• [Task instructions]:
The records that follow are to be repeated without alteration.

• [Items]:
......

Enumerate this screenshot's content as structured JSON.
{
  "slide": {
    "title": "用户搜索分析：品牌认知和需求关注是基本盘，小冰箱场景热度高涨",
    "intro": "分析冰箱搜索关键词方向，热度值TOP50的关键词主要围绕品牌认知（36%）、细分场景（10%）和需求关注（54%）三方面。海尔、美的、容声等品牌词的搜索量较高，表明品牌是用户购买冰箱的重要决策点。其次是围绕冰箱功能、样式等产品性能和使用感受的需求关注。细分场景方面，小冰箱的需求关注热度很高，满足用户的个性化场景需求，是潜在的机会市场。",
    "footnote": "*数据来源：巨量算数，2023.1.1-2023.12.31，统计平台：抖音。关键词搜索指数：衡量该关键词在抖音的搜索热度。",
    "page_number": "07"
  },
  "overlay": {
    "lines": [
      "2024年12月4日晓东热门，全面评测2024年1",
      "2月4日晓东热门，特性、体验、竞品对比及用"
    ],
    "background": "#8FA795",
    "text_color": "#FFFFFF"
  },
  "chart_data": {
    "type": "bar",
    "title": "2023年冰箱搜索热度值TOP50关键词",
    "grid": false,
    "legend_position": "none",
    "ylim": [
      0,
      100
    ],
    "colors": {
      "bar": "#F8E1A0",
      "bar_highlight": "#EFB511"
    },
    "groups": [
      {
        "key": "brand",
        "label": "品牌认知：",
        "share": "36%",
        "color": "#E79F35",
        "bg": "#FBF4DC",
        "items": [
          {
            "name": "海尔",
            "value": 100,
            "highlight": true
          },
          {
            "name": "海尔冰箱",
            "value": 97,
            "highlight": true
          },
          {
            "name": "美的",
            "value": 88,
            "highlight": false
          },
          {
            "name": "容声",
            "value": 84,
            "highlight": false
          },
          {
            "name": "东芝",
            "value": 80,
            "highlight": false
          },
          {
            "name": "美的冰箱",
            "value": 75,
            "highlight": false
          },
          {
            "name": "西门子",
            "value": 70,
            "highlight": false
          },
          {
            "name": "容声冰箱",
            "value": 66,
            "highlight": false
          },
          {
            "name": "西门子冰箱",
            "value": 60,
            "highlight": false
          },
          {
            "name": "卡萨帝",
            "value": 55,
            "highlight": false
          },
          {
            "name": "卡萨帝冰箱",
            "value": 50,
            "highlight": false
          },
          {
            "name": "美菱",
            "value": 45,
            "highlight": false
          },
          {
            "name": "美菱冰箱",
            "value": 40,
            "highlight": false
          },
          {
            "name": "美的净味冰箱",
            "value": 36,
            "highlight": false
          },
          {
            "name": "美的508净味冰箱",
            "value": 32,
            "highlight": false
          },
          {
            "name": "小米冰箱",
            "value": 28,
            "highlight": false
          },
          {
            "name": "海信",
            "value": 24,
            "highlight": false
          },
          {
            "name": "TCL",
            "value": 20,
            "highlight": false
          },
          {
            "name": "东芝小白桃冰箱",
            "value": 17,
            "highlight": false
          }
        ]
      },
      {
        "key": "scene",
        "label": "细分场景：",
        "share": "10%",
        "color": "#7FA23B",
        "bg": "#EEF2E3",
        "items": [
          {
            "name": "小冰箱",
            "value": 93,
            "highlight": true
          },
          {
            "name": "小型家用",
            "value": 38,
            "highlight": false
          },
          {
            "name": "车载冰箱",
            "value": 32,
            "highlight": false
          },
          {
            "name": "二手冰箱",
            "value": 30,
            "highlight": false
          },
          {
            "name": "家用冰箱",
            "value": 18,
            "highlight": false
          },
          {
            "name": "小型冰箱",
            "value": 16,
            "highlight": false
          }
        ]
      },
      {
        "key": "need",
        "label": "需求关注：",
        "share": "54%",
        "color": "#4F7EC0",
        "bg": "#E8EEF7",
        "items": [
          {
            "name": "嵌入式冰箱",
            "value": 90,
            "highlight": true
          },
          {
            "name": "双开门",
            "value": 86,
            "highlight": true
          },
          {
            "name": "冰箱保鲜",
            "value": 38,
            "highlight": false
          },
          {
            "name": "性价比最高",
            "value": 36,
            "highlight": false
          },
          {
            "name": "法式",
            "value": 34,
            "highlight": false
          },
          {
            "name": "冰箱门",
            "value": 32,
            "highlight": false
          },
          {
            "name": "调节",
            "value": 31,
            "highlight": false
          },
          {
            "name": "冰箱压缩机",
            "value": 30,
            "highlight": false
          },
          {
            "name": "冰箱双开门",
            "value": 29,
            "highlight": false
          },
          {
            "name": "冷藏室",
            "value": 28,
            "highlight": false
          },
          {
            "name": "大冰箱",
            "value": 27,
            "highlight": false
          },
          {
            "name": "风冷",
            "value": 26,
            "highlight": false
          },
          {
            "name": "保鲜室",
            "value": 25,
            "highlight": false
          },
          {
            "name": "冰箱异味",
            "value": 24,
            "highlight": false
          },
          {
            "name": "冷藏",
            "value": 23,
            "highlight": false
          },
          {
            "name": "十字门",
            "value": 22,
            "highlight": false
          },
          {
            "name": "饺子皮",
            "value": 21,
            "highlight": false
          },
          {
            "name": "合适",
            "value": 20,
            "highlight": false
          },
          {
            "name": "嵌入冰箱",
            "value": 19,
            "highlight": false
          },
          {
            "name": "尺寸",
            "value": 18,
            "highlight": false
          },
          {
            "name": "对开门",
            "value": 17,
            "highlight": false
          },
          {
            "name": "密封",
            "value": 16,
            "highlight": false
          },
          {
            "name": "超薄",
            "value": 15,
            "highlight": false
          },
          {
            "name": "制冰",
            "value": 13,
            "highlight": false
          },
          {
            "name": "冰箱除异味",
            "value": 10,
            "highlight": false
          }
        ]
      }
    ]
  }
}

......

• [Exercise output]:
Enumerate this screenshot's content as structured JSON.
{
  "slide": {
    "title": "用户搜索分析：品牌认知和需求关注是基本盘，小冰箱场景热度高涨",
    "intro": "分析冰箱搜索关键词方向，热度值TOP50的关键词主要围绕品牌认知（36%）、细分场景（10%）和需求关注（54%）三方面。海尔、美的、容声等品牌词的搜索量较高，表明品牌是用户购买冰箱的重要决策点。其次是围绕冰箱功能、样式等产品性能和使用感受的需求关注。细分场景方面，小冰箱的需求关注热度很高，满足用户的个性化场景需求，是潜在的机会市场。",
    "footnote": "*数据来源：巨量算数，2023.1.1-2023.12.31，统计平台：抖音。关键词搜索指数：衡量该关键词在抖音的搜索热度。",
    "page_number": "07"
  },
  "overlay": {
    "lines": [
      "2024年12月4日晓东热门，全面评测2024年1",
      "2月4日晓东热门，特性、体验、竞品对比及用"
    ],
    "background": "#8FA795",
    "text_color": "#FFFFFF"
  },
  "chart_data": {
    "type": "bar",
    "title": "2023年冰箱搜索热度值TOP50关键词",
    "grid": false,
    "legend_position": "none",
    "ylim": [
      0,
      100
    ],
    "colors": {
      "bar": "#F8E1A0",
      "bar_highlight": "#EFB511"
    },
    "groups": [
      {
        "key": "brand",
        "label": "品牌认知：",
        "share": "36%",
        "color": "#E79F35",
        "bg": "#FBF4DC",
        "items": [
          {
            "name": "海尔",
            "value": 100,
            "highlight": true
          },
          {
            "name": "海尔冰箱",
            "value": 97,
            "highlight": true
          },
          {
            "name": "美的",
            "value": 88,
            "highlight": false
          },
          {
            "name": "容声",
            "value": 84,
            "highlight": false
          },
          {
            "name": "东芝",
            "value": 80,
            "highlight": false
          },
          {
            "name": "美的冰箱",
            "value": 75,
            "highlight": false
          },
          {
            "name": "西门子",
            "value": 70,
            "highlight": false
          },
          {
            "name": "容声冰箱",
            "value": 66,
            "highlight": false
          },
          {
            "name": "西门子冰箱",
            "value": 60,
            "highlight": false
          },
          {
            "name": "卡萨帝",
            "value": 55,
            "highlight": false
          },
          {
            "name": "卡萨帝冰箱",
            "value": 50,
            "highlight": false
          },
          {
            "name": "美菱",
            "value": 45,
            "highlight": false
          },
          {
            "name": "美菱冰箱",
            "value": 40,
            "highlight": false
          },
          {
            "name": "美的净味冰箱",
            "value": 36,
            "highlight": false
          },
          {
            "name": "美的508净味冰箱",
            "value": 32,
            "highlight": false
          },
          {
            "name": "小米冰箱",
            "value": 28,
            "highlight": false
          },
          {
            "name": "海信",
            "value": 24,
            "highlight": false
          },
          {
            "name": "TCL",
            "value": 20,
            "highlight": false
          },
          {
            "name": "东芝小白桃冰箱",
            "value": 17,
            "highlight": false
          }
        ]
      },
      {
        "key": "scene",
        "label": "细分场景：",
        "share": "10%",
        "color": "#7FA23B",
        "bg": "#EEF2E3",
        "items": [
          {
            "name": "小冰箱",
            "value": 93,
            "highlight": true
          },
          {
            "name": "小型家用",
            "value": 38,
            "highlight": false
          },
          {
            "name": "车载冰箱",
            "value": 32,
            "highlight": false
          },
          {
            "name": "二手冰箱",
            "value": 30,
            "highlight": false
          },
          {
            "name": "家用冰箱",
            "value": 18,
            "highlight": false
          },
          {
            "name": "小型冰箱",
            "value": 16,
            "highlight": false
          }
        ]
      },
      {
        "key": "need",
        "label": "需求关注：",
        "share": "54%",
        "color": "#4F7EC0",
        "bg": "#E8EEF7",
        "items": [
          {
            "name": "嵌入式冰箱",
            "value": 90,
            "highlight": true
          },
          {
            "name": "双开门",
            "value": 86,
            "highlight": true
          },
          {
            "name": "冰箱保鲜",
            "value": 38,
            "highlight": false
          },
          {
            "name": "性价比最高",
            "value": 36,
            "highlight": false
          },
          {
            "name": "法式",
            "value": 34,
            "highlight": false
          },
          {
            "name": "冰箱门",
            "value": 32,
            "highlight": false
          },
          {
            "name": "调节",
            "value": 31,
            "highlight": false
          },
          {
            "name": "冰箱压缩机",
            "value": 30,
            "highlight": false
          },
          {
            "name": "冰箱双开门",
            "value": 29,
            "highlight": false
          },
          {
            "name": "冷藏室",
            "value": 28,
            "highlight": false
          },
          {
            "name": "大冰箱",
            "value": 27,
            "highlight": false
          },
          {
            "name": "风冷",
            "value": 26,
            "highlight": false
          },
          {
            "name": "保鲜室",
            "value": 25,
            "highlight": false
          },
          {
            "name": "冰箱异味",
            "value": 24,
            "highlight": false
          },
          {
            "name": "冷藏",
            "value": 23,
            "highlight": false
          },
          {
            "name": "十字门",
            "value": 22,
            "highlight": false
          },
          {
            "name": "饺子皮",
            "value": 21,
            "highlight": false
          },
          {
            "name": "合适",
            "value": 20,
            "highlight": false
          },
          {
            "name": "嵌入冰箱",
            "value": 19,
            "highlight": false
          },
          {
            "name": "尺寸",
            "value": 18,
            "highlight": false
          },
          {
            "name": "对开门",
            "value": 17,
            "highlight": false
          },
          {
            "name": "密封",
            "value": 16,
            "highlight": false
          },
          {
            "name": "超薄",
            "value": 15,
            "highlight": false
          },
          {
            "name": "制冰",
            "value": 13,
            "highlight": false
          },
          {
            "name": "冰箱除异味",
            "value": 10,
            "highlight": false
          }
        ]
      }
    ]
  }
}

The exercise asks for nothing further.